* [What you have to do]:
Give every line below again, exactly.
[start]
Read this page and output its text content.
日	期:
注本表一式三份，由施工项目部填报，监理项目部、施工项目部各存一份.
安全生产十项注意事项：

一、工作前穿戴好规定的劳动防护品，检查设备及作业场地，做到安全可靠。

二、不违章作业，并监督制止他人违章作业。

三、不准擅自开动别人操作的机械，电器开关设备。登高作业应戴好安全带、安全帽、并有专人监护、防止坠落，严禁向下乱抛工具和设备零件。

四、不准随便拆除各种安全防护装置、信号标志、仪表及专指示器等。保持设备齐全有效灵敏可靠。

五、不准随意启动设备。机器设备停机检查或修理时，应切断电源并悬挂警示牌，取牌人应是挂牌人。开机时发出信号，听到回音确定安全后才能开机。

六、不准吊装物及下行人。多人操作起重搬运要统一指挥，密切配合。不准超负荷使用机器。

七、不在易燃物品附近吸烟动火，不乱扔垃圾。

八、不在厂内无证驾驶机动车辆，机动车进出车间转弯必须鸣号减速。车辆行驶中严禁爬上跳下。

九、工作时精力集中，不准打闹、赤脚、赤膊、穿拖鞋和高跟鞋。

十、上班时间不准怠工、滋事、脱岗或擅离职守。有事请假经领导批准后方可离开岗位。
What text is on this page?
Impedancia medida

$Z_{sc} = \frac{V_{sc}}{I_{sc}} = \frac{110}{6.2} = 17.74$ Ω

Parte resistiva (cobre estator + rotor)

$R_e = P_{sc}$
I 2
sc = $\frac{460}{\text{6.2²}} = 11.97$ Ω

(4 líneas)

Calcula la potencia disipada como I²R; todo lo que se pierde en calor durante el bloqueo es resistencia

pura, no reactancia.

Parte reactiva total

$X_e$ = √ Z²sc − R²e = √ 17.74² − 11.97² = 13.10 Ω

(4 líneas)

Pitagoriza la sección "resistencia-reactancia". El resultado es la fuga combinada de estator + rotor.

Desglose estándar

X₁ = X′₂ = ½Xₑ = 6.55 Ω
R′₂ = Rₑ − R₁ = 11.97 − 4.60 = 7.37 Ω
[end]
* [Exercise response]:
Read this page and output its text content.
日	期:
注本表一式三份，由施工项目部填报，监理项目部、施工项目部各存一份.
安全生产十项注意事项：

一、工作前穿戴好规定的劳动防护品，检查设备及作业场地，做到安全可靠。

二、不违章作业，并监督制止他人违章作业。

三、不准擅自开动别人操作的机械，电器开关设备。登高作业应戴好安全带、安全帽、并有专人监护、防止坠落，严禁向下乱抛工具和设备零件。

四、不准随便拆除各种安全防护装置、信号标志、仪表及专指示器等。保持设备齐全有效灵敏可靠。

五、不准随意启动设备。机器设备停机检查或修理时，应切断电源并悬挂警示牌，取牌人应是挂牌人。开机时发出信号，听到回音确定安全后才能开机。

六、不准吊装物及下行人。多人操作起重搬运要统一指挥，密切配合。不准超负荷使用机器。

七、不在易燃物品附近吸烟动火，不乱扔垃圾。

八、不在厂内无证驾驶机动车辆，机动车进出车间转弯必须鸣号减速。车辆行驶中严禁爬上跳下。

九、工作时精力集中，不准打闹、赤脚、赤膊、穿拖鞋和高跟鞋。

十、上班时间不准怠工、滋事、脱岗或擅离职守。有事请假经领导批准后方可离开岗位。
What text is on this page?
Impedancia medida

$Z_{sc} = \frac{V_{sc}}{I_{sc}} = \frac{110}{6.2} = 17.74$ Ω

Parte resistiva (cobre estator + rotor)

$R_e = P_{sc}$
I 2
sc = $\frac{460}{\text{6.2²}} = 11.97$ Ω

(4 líneas)

Calcula la potencia disipada como I²R; todo lo que se pierde en calor durante el bloqueo es resistencia

pura, no reactancia.

Parte reactiva total

$X_e$ = √ Z²sc − R²e = √ 17.74² − 11.97² = 13.10 Ω

(4 líneas)

Pitagoriza la sección "resistencia-reactancia". El resultado es la fuga combinada de estator + rotor.

Desglose estándar

X₁ = X′₂ = ½Xₑ = 6.55 Ω
R′₂ = Rₑ − R₁ = 11.97 − 4.60 = 7.37 Ω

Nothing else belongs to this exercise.